#### Selected passage

★ ★ ★ ★

Users log on to the websites using Domain\Username which is different from the DomainOther\UsernameOther that they use on their local computers.
Considering we have 2 sites One.xyz.com and Two.xyz.com both running Windows Authentication (and user logs in to both using Domain\Username), is it possible to have theuser redirect from a page on One.xyz.com to the homepage of Two.xyz.com without entering his credentials again once he has already entered them on One.xyz.com?
Is it possible to do this using ASP.Net?

Kind regards,

A: 

SharePoint supports SPNEGO authentication, a form of single sign-on. MSDN has documentation for using SPNEGO for single-sign on .net. Look at the Microsoft Security SSPI. I found this sample with a quick search.

SPNEGO is a Microsoft variation of Kerberos and it will interoperate with IBM products and Oracle WebLogic, as well.

If you want single-sign using an international standard that has wider interoperability than Kerberos, you should use SAML. See Active Directory Fedration for a Microsoft discussion of SAML. However, SAML is much more complicated to implement and configure.

David G
So how do I pass credentials from one site to another when both sites are using windows authentication.
SharePoint Newbie
That's part of the SPNEGO protocol. It defines how a Kerberos ticket is passed.
David G
If you use .net, the SSPI will handle the token passing.

★ ★ ★ ★

#### What you will do
1 – Copy everything in the single sign-on thread from "SPNEGO is a" down to "implement and configure.".
2 – Write the next part of the single sign-on thread, starting right after its last line.

★ ★ ★ ★

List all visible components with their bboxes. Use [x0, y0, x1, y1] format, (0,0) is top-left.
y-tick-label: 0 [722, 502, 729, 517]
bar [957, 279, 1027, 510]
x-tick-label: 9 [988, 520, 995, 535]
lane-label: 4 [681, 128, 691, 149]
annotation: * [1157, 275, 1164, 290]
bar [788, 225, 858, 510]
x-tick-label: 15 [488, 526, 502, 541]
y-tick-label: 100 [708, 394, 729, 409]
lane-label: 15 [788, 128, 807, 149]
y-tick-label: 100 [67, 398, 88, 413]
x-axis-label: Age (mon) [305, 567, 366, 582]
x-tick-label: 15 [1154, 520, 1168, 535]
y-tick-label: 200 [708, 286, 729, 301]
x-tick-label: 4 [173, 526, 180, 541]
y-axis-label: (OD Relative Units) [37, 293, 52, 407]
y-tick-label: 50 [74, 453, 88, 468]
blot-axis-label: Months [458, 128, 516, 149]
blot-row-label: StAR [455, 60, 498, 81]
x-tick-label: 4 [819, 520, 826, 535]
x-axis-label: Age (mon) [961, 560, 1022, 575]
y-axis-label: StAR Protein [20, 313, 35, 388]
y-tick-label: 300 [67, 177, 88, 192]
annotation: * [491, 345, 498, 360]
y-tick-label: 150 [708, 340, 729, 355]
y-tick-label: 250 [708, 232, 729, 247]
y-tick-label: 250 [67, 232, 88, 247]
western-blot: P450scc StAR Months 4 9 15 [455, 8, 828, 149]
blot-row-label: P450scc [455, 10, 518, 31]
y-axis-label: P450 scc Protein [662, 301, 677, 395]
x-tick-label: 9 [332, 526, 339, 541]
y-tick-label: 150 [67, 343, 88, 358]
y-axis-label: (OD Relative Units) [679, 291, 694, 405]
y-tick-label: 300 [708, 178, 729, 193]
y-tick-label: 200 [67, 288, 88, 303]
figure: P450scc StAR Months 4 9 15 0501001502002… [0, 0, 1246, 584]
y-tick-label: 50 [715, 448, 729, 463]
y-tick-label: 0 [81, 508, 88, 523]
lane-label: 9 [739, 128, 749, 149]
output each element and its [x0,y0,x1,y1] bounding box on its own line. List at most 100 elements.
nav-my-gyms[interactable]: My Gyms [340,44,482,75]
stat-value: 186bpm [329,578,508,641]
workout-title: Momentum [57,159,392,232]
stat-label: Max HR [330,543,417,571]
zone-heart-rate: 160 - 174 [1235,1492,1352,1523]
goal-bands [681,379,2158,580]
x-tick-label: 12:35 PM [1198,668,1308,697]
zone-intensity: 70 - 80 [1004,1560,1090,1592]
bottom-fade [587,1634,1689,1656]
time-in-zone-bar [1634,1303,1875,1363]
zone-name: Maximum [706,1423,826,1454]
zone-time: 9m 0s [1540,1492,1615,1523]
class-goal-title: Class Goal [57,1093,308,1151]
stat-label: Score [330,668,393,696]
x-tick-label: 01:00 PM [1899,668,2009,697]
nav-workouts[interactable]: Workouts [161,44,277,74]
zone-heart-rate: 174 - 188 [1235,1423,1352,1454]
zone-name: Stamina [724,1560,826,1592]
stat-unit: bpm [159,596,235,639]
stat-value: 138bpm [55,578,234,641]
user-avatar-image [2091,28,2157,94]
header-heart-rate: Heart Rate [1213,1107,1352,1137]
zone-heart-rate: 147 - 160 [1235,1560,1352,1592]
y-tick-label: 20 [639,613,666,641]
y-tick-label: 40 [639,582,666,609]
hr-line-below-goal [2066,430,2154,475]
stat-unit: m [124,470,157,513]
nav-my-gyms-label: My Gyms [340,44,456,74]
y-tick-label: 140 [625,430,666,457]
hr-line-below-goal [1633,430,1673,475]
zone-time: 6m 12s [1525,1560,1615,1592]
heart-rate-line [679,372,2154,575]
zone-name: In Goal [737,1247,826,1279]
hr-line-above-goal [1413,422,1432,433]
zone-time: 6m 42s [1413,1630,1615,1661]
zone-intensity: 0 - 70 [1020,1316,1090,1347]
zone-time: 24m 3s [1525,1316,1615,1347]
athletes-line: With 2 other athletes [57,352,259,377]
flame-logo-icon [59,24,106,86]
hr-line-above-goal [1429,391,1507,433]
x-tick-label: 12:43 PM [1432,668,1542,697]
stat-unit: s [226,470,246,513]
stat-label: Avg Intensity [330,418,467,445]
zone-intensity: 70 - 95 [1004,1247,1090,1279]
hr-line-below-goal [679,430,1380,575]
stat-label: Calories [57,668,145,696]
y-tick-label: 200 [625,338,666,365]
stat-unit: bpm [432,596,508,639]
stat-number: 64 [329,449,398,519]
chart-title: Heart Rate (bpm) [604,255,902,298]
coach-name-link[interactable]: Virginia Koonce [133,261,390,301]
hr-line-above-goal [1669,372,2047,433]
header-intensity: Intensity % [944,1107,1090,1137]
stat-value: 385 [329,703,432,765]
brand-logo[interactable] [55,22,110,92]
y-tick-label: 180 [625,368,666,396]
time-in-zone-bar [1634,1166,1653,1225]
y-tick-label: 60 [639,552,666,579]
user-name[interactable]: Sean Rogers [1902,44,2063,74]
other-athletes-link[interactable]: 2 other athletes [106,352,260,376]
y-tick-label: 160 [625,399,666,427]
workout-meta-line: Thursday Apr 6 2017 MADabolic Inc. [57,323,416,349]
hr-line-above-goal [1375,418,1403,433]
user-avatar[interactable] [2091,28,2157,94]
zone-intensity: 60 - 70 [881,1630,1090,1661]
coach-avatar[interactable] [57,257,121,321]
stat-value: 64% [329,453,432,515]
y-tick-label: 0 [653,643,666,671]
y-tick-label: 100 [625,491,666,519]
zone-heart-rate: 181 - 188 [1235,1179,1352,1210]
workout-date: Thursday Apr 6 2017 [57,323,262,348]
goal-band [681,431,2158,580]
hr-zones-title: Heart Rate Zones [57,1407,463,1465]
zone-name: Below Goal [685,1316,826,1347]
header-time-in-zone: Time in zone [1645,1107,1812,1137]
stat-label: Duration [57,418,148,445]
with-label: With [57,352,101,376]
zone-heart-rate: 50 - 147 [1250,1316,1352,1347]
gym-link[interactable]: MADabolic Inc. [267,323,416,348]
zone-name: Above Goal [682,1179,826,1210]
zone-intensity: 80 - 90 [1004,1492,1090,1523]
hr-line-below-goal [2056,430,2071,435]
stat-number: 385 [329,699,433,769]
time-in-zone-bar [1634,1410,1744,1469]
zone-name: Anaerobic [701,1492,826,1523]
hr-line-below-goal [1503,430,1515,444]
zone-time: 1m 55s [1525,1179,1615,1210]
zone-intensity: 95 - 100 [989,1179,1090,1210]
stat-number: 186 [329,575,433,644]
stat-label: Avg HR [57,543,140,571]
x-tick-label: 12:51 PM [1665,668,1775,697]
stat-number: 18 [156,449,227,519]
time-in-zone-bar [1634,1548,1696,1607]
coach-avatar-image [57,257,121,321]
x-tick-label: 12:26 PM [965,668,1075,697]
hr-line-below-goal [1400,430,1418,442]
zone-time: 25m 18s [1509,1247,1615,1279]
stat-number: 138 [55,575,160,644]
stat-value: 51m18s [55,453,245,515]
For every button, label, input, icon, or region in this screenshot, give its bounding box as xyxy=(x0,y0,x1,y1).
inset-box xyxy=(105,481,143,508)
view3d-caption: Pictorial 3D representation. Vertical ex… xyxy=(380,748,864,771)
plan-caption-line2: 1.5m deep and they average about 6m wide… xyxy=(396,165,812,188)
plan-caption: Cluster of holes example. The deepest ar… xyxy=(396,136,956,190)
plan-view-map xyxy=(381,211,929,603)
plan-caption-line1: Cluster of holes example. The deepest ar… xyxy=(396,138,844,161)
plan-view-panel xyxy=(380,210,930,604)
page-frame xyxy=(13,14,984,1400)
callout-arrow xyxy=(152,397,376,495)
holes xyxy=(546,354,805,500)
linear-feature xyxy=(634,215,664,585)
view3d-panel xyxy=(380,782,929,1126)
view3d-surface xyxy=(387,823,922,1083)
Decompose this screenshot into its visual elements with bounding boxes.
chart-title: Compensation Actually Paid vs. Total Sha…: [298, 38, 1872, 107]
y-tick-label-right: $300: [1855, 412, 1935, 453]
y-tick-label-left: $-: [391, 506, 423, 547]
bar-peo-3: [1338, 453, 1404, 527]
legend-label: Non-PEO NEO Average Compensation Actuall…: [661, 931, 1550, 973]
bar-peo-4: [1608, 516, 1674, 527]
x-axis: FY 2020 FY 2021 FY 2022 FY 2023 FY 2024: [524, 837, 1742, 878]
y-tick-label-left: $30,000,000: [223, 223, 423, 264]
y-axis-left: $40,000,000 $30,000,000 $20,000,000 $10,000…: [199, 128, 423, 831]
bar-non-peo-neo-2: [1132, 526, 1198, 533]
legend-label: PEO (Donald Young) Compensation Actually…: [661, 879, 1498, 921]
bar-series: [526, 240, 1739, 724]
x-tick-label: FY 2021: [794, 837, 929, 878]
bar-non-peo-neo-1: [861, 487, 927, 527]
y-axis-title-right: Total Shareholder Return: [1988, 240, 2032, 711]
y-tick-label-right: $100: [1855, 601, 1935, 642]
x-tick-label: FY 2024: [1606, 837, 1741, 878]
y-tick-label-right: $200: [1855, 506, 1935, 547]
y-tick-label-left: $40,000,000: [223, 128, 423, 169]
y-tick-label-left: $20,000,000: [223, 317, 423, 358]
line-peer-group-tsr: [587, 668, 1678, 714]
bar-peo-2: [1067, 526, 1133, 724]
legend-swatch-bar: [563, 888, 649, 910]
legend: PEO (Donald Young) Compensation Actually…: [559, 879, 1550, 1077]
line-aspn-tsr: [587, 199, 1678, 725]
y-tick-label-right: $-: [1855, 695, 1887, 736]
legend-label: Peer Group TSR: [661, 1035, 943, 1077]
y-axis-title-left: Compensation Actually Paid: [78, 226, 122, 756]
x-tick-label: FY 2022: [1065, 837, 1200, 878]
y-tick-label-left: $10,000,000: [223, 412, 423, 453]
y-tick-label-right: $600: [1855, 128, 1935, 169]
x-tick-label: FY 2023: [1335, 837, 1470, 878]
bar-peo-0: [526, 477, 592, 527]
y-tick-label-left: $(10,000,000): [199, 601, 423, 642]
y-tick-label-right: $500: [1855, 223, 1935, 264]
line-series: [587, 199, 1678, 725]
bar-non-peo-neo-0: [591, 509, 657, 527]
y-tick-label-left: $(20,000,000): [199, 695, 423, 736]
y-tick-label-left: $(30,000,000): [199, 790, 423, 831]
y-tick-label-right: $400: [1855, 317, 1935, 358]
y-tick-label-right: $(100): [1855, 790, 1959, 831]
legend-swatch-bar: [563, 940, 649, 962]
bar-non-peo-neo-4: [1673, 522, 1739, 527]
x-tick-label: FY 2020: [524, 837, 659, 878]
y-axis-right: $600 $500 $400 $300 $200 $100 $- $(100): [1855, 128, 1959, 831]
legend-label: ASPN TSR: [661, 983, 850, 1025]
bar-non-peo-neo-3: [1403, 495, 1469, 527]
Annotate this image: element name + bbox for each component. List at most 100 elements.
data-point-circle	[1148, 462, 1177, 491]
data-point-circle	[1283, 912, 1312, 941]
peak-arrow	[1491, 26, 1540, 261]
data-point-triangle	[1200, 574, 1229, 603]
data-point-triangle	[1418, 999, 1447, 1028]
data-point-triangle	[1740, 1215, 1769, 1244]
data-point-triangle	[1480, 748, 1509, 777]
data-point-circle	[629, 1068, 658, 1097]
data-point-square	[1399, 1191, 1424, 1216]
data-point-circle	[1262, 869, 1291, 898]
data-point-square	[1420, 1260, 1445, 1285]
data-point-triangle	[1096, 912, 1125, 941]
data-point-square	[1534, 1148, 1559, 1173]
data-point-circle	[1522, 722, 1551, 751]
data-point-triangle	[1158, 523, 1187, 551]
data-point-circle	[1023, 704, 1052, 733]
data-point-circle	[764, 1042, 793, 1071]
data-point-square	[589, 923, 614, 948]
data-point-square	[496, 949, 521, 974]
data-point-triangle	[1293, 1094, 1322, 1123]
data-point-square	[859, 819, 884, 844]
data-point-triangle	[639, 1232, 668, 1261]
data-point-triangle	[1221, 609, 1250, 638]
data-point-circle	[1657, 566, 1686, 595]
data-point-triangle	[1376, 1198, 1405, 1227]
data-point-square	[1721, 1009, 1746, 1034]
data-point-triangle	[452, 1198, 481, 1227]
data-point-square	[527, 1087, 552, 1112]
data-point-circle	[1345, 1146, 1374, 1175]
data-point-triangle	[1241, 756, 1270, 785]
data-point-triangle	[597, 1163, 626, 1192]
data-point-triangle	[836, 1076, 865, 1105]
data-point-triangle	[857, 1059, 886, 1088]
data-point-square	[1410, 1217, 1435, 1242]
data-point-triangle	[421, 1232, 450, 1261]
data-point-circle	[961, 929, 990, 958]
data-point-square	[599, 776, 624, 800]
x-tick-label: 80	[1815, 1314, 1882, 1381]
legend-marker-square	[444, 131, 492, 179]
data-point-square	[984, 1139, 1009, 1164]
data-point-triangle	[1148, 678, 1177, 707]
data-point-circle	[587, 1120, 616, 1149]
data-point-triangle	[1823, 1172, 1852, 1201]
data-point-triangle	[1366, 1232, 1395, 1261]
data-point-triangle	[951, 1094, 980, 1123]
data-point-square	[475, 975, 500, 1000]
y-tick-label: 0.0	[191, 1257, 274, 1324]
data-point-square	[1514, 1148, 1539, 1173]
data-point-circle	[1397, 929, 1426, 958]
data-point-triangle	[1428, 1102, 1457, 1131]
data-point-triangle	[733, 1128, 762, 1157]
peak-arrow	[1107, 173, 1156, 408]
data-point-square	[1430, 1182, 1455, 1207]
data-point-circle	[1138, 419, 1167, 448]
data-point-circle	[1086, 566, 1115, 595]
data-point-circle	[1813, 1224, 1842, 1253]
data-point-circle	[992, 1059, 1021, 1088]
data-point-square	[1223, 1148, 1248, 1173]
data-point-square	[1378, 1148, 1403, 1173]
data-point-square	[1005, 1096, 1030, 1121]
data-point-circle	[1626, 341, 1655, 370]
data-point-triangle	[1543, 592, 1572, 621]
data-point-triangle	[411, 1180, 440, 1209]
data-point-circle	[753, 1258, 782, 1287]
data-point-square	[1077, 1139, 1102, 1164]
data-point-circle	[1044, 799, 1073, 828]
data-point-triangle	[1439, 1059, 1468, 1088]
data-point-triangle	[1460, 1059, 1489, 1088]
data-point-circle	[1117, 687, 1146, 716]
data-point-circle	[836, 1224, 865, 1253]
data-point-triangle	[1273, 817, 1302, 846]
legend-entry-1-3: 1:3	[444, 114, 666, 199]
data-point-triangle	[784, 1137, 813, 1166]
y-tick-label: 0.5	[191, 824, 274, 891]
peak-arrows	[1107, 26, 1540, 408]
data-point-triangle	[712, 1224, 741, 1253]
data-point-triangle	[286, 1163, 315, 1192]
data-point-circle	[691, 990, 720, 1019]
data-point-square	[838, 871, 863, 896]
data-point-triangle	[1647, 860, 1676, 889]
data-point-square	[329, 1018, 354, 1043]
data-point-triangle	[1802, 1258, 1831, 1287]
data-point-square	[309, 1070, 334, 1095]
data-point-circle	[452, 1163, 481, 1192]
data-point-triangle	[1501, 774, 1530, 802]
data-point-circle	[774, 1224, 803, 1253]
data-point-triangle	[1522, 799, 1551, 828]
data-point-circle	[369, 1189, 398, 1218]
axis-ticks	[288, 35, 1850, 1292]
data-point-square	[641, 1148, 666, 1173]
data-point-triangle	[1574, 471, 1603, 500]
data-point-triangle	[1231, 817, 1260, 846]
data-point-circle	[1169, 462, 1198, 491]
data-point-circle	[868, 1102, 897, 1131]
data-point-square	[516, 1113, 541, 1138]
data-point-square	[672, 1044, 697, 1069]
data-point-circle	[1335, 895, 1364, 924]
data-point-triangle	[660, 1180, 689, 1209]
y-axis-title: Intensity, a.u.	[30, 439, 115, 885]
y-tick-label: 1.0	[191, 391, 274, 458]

★ ★ ★ ★

#### Responses by item number
1 –
SPNEGO is a Microsoft variation of Kerberos and it will interoperate with IBM products and Oracle WebLogic, as well.

If you want single-sign using an international standard that has wider interoperability than Kerberos, you should use SAML. See Active Directory Fedration for a Microsoft discussion of SAML. However, SAML is much more complicated to implement and configure.

2 –
David G
I rephrased the question, both these sites are SharePoint sites and they show the standar Username/password popup.
SharePoint Newbie
+1  A: 

What you are looking for is called Single Sign-On and there are a broad variety of commercial products capable of supporting your needs. Many of them pass credentials via server variables over HTTPS so that the users doesn't see the credentials in the URL. I've worked with companies that wanted to "roll their own" and who went for other approaches (session keys that reference a third server, encrypted and time-sensitive URL strings, etc.).

To get started, you'll want to read the Wikipedia entry on single sign-on (it links with SAML as well). You may want to visit some of the more popular commercial vendors' websites such as Passlogix and Imprivata as well (there are dozens, though, so don't take this list as exhaustive or even particularly recommended - just popular).